What is expected ▸ Collect each line of the entries that holds the string "potencjalnych".

Data records:
%%
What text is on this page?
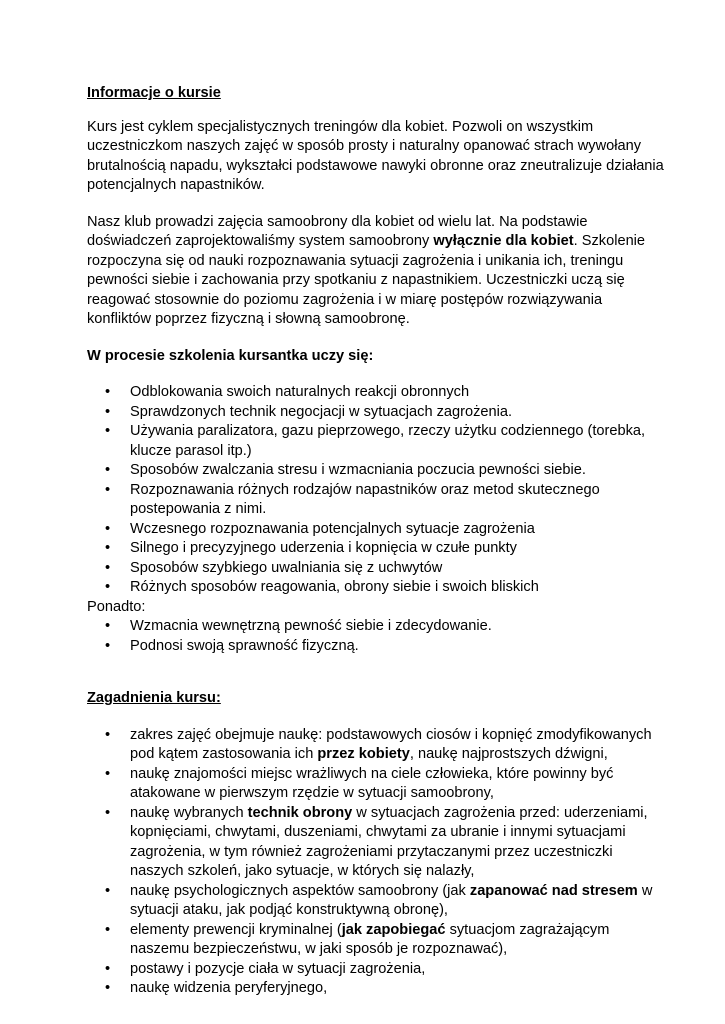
Informacje o kursie

Kurs jest cyklem specjalistycznych treningów dla kobiet. Pozwoli on wszystkim uczestniczkom naszych zajęć w sposób prosty i naturalny opanować strach wywołany brutalnością napadu, wykształci podstawowe nawyki obronne oraz zneutralizuje działania potencjalnych napastników.

Nasz klub prowadzi zajęcia samoobrony dla kobiet od wielu lat. Na podstawie doświadczeń zaprojektowaliśmy system samoobrony wyłącznie dla kobiet. Szkolenie rozpoczyna się od nauki rozpoznawania sytuacji zagrożenia i unikania ich, treningu pewności siebie i zachowania przy spotkaniu z napastnikiem. Uczestniczki uczą się reagować stosownie do poziomu zagrożenia i w miarę postępów rozwiązywania konfliktów poprzez fizyczną i słowną samoobronę.

W procesie szkolenia kursantka uczy się:

• Odblokowania swoich naturalnych reakcji obronnych
• Sprawdzonych technik negocjacji w sytuacjach zagrożenia.
• Używania paralizatora, gazu pieprzowego, rzeczy użytku codziennego (torebka, klucze parasol itp.)
• Sposobów zwalczania stresu i wzmacniania poczucia pewności siebie.
• Rozpoznawania różnych rodzajów napastników oraz metod skutecznego postepowania z nimi.
• Wczesnego rozpoznawania potencjalnych sytuacje zagrożenia
• Silnego i precyzyjnego uderzenia i kopnięcia w czułe punkty
• Sposobów szybkiego uwalniania się z uchwytów
• Różnych sposobów reagowania, obrony siebie i swoich bliskich

Ponadto:

• Wzmacnia wewnętrzną pewność siebie i zdecydowanie.
• Podnosi swoją sprawność fizyczną.

Zagadnienia kursu:

• zakres zajęć obejmuje naukę: podstawowych ciosów i kopnięć zmodyfikowanych pod kątem zastosowania ich przez kobiety, naukę najprostszych dźwigni,
• naukę znajomości miejsc wrażliwych na ciele człowieka, które powinny być atakowane w pierwszym rzędzie w sytuacji samoobrony,
• naukę wybranych technik obrony w sytuacjach zagrożenia przed: uderzeniami, kopnięciami, chwytami, duszeniami, chwytami za ubranie i innymi sytuacjami zagrożenia, w tym również zagrożeniami przytaczanymi przez uczestniczki naszych szkoleń, jako sytuacje, w których się nalazły,
• naukę psychologicznych aspektów samoobrony (jak zapanować nad stresem w sytuacji ataku, jak podjąć konstruktywną obronę),
• elementy prewencji kryminalnej (jak zapobiegać sytuacjom zagrażającym naszemu bezpieczeństwu, w jaki sposób je rozpoznawać),
• postawy i pozycje ciała w sytuacji zagrożenia,
• naukę widzenia peryferyjnego,
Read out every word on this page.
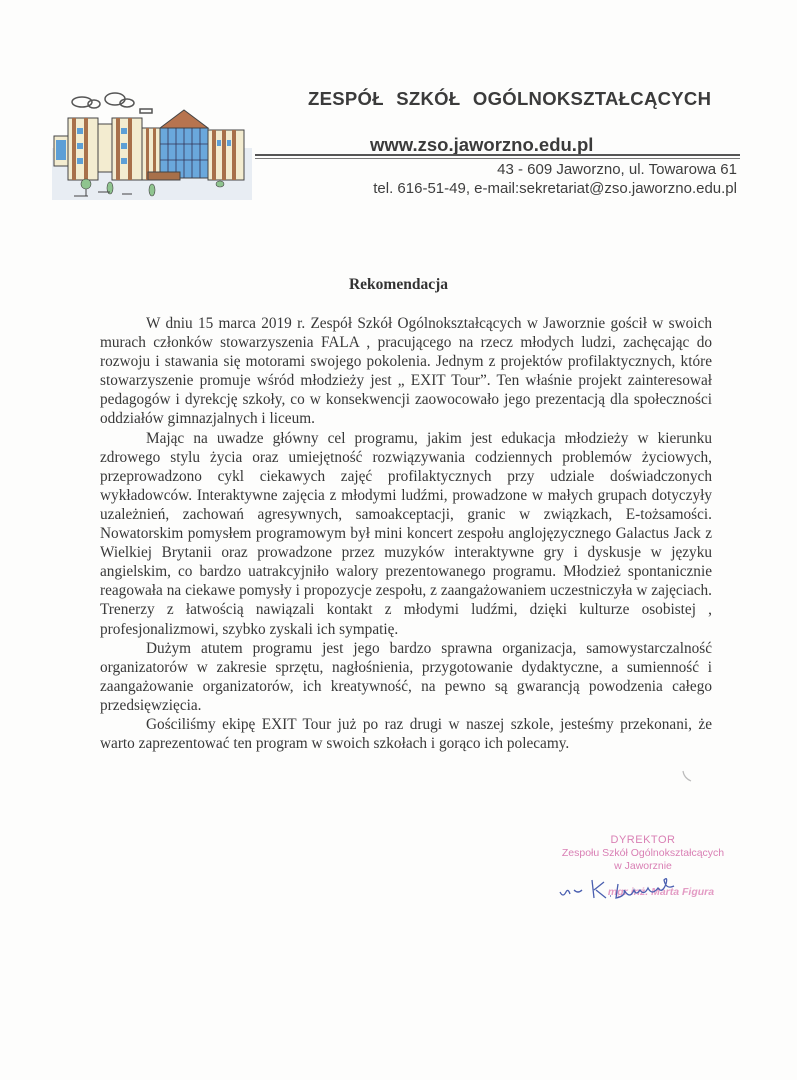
ZESPÓŁ SZKÓŁ OGÓLNOKSZTAŁCĄCYCH
www.zso.jaworzno.edu.pl
43 - 609 Jaworzno, ul. Towarowa 61
tel. 616-51-49, e-mail:sekretariat@zso.jaworzno.edu.pl
Rekomendacja

W dniu 15 marca 2019 r. Zespół Szkół Ogólnokształcących w Jaworznie gościł w swoich murach członków stowarzyszenia FALA , pracującego na rzecz młodych ludzi, zachęcając do rozwoju i stawania się motorami swojego pokolenia. Jednym z projektów profilaktycznych, które stowarzyszenie promuje wśród młodzieży jest „ EXIT Tour”. Ten właśnie projekt zainteresował pedagogów i dyrekcję szkoły, co w konsekwencji zaowocowało jego prezentacją dla społeczności oddziałów gimnazjalnych i liceum.

Mając na uwadze główny cel programu, jakim jest edukacja młodzieży w kierunku zdrowego stylu życia oraz umiejętność rozwiązywania codziennych problemów życiowych, przeprowadzono cykl ciekawych zajęć profilaktycznych przy udziale doświadczonych wykładowców. Interaktywne zajęcia z młodymi ludźmi, prowadzone w małych grupach dotyczyły uzależnień, zachowań agresywnych, samoakceptacji, granic w związkach, E-tożsamości. Nowatorskim pomysłem programowym był mini koncert zespołu anglojęzycznego Galactus Jack z Wielkiej Brytanii oraz prowadzone przez muzyków interaktywne gry i dyskusje w języku angielskim, co bardzo uatrakcyjniło walory prezentowanego programu. Młodzież spontanicznie reagowała na ciekawe pomysły i propozycje zespołu, z zaangażowaniem uczestniczyła w zajęciach. Trenerzy z łatwością nawiązali kontakt z młodymi ludźmi, dzięki kulturze osobistej , profesjonalizmowi, szybko zyskali ich sympatię.

Dużym atutem programu jest jego bardzo sprawna organizacja, samowystarczalność organizatorów w zakresie sprzętu, nagłośnienia, przygotowanie dydaktyczne, a sumienność i zaangażowanie organizatorów, ich kreatywność, na pewno są gwarancją powodzenia całego przedsięwzięcia.

Gościliśmy ekipę EXIT Tour już po raz drugi w naszej szkole, jesteśmy przekonani, że warto zaprezentować ten program w swoich szkołach i gorąco ich polecamy.

DYREKTOR
Zespołu Szkół Ogólnokształcących
w Jaworznie
mgr inż. Marta Figura
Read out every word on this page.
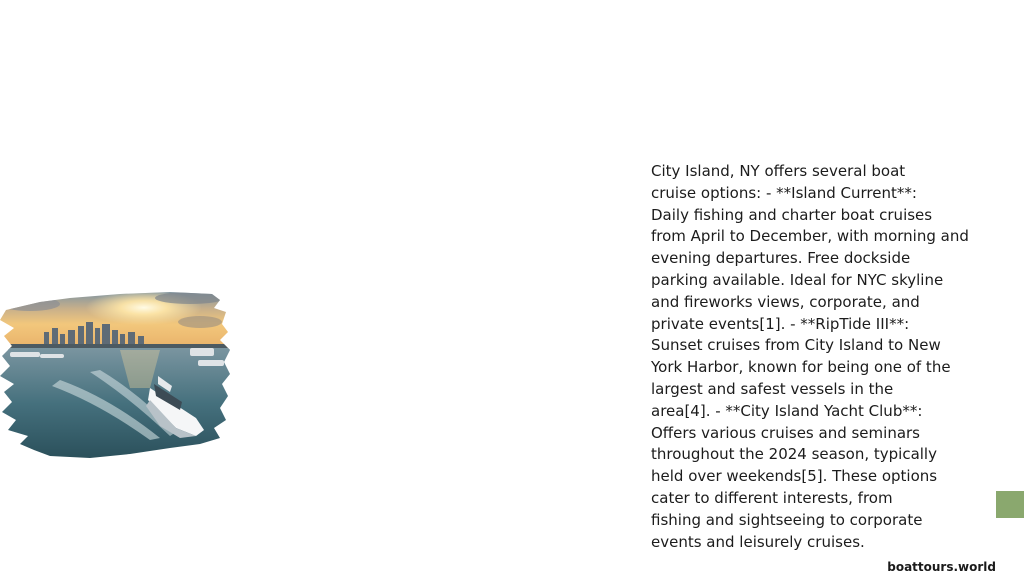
City Island, NY offers several boat
cruise options: - **Island Current**:
Daily fishing and charter boat cruises
from April to December, with morning and
evening departures. Free dockside
parking available. Ideal for NYC skyline
and fireworks views, corporate, and
private events[1]. - **RipTide III**:
Sunset cruises from City Island to New
York Harbor, known for being one of the
largest and safest vessels in the
area[4]. - **City Island Yacht Club**:
Offers various cruises and seminars
throughout the 2024 season, typically
held over weekends[5]. These options
cater to different interests, from
fishing and sightseeing to corporate
events and leisurely cruises.

boattours.world
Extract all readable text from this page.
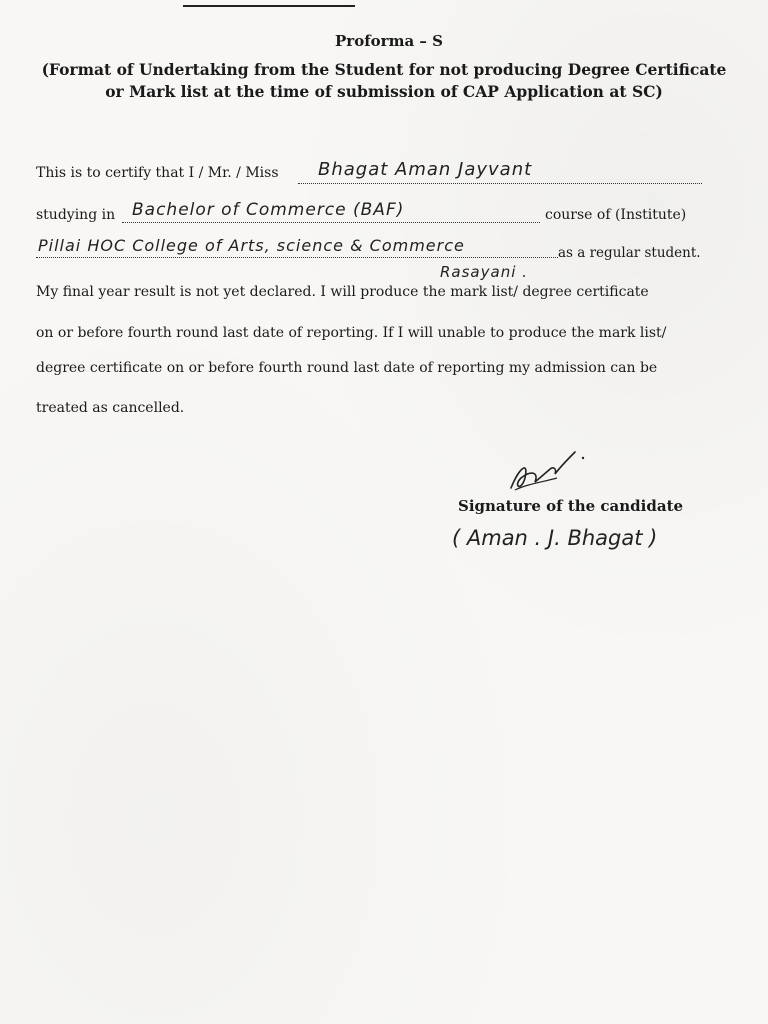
Proforma – S
(Format of Undertaking from the Student for not producing Degree Certificate
or Mark list at the time of submission of CAP Application at SC)
This is to certify that I / Mr. / Miss Bhagat Aman Jayvant
studying in Bachelor of Commerce (BAF)	course of (Institute)
Pillai HOC College of Arts, science & Commerce	as a regular student.
Rasayani .
My final year result is not yet declared. I will produce the mark list/ degree certificate
on or before fourth round last date of reporting. If I will unable to produce the mark list/
degree certificate on or before fourth round last date of reporting my admission can be
treated as cancelled.
Signature of the candidate
( Aman . J. Bhagat )
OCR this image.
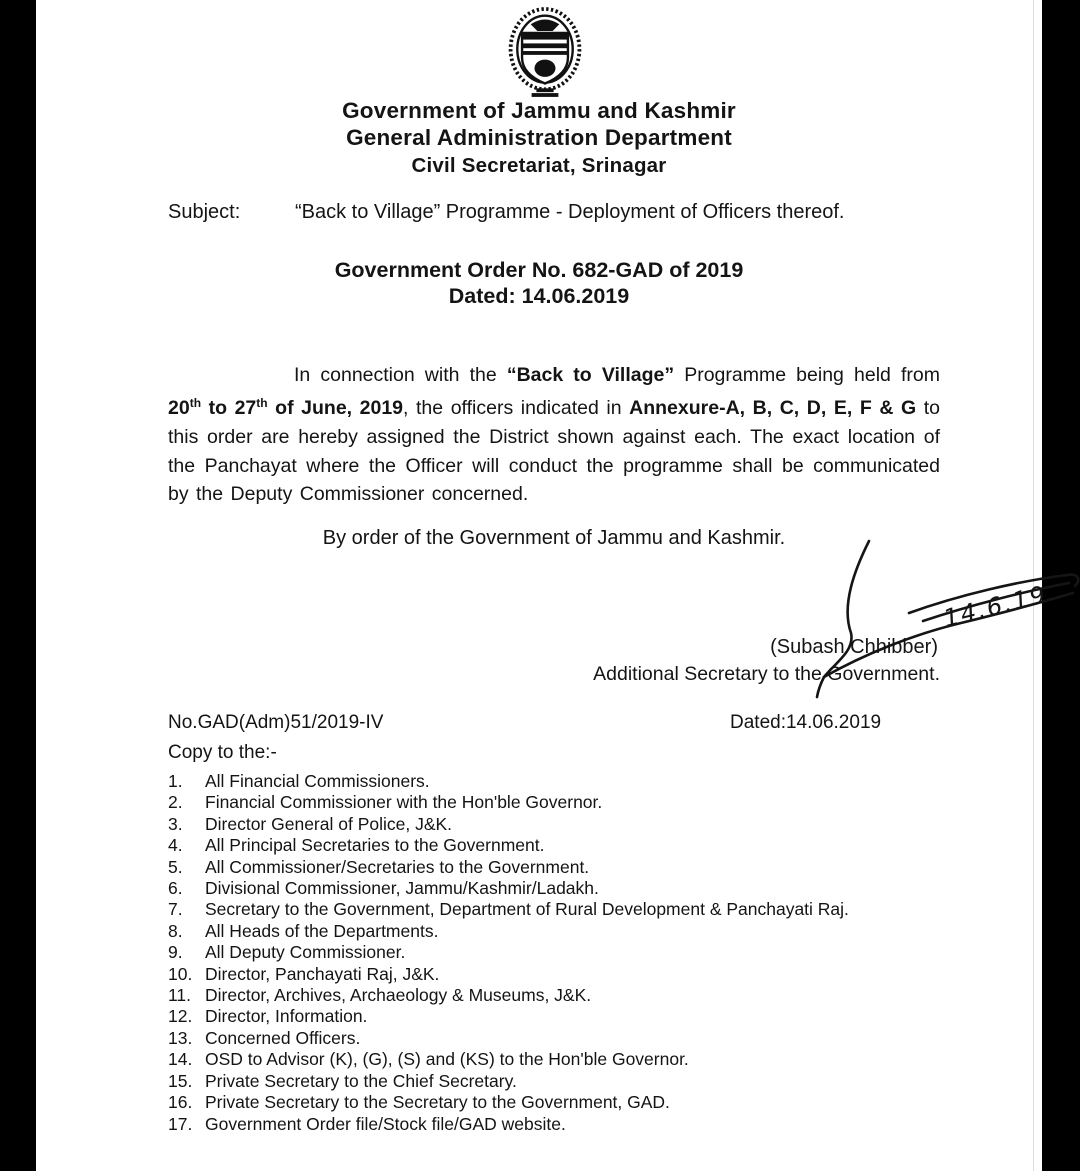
Government of Jammu and Kashmir
General Administration Department
Civil Secretariat, Srinagar
Subject:	“Back to Village” Programme - Deployment of Officers thereof.
Government Order No. 682-GAD of 2019
Dated: 14.06.2019

In connection with the “Back to Village” Programme being held from 20th to 27th of June, 2019, the officers indicated in Annexure-A, B, C, D, E, F & G to this order are hereby assigned the District shown against each. The exact location of the Panchayat where the Officer will conduct the programme shall be communicated by the Deputy Commissioner concerned.

By order of the Government of Jammu and Kashmir.
14.6.19
(Subash Chhibber)
Additional Secretary to the Government.
No.GAD(Adm)51/2019-IV	Dated:14.06.2019
Copy to the:-
1.	All Financial Commissioners.
2.	Financial Commissioner with the Hon'ble Governor.
3.	Director General of Police, J&K.
4.	All Principal Secretaries to the Government.
5.	All Commissioner/Secretaries to the Government.
6.	Divisional Commissioner, Jammu/Kashmir/Ladakh.
7.	Secretary to the Government, Department of Rural Development & Panchayati Raj.
8.	All Heads of the Departments.
9.	All Deputy Commissioner.
10. Director, Panchayati Raj, J&K.
11. Director, Archives, Archaeology & Museums, J&K.
12. Director, Information.
13. Concerned Officers.
14. OSD to Advisor (K), (G), (S) and (KS) to the Hon'ble Governor.
15. Private Secretary to the Chief Secretary.
16. Private Secretary to the Secretary to the Government, GAD.
17. Government Order file/Stock file/GAD website.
%%
Full answer ▸
Kurs jest cyklem specjalistycznych treningów dla kobiet. Pozwoli on wszystkim uczestniczkom naszych zajęć w sposób prosty i naturalny opanować strach wywołany brutalnością napadu, wykształci podstawowe nawyki obronne oraz zneutralizuje działania potencjalnych napastników.
• Wczesnego rozpoznawania potencjalnych sytuacje zagrożenia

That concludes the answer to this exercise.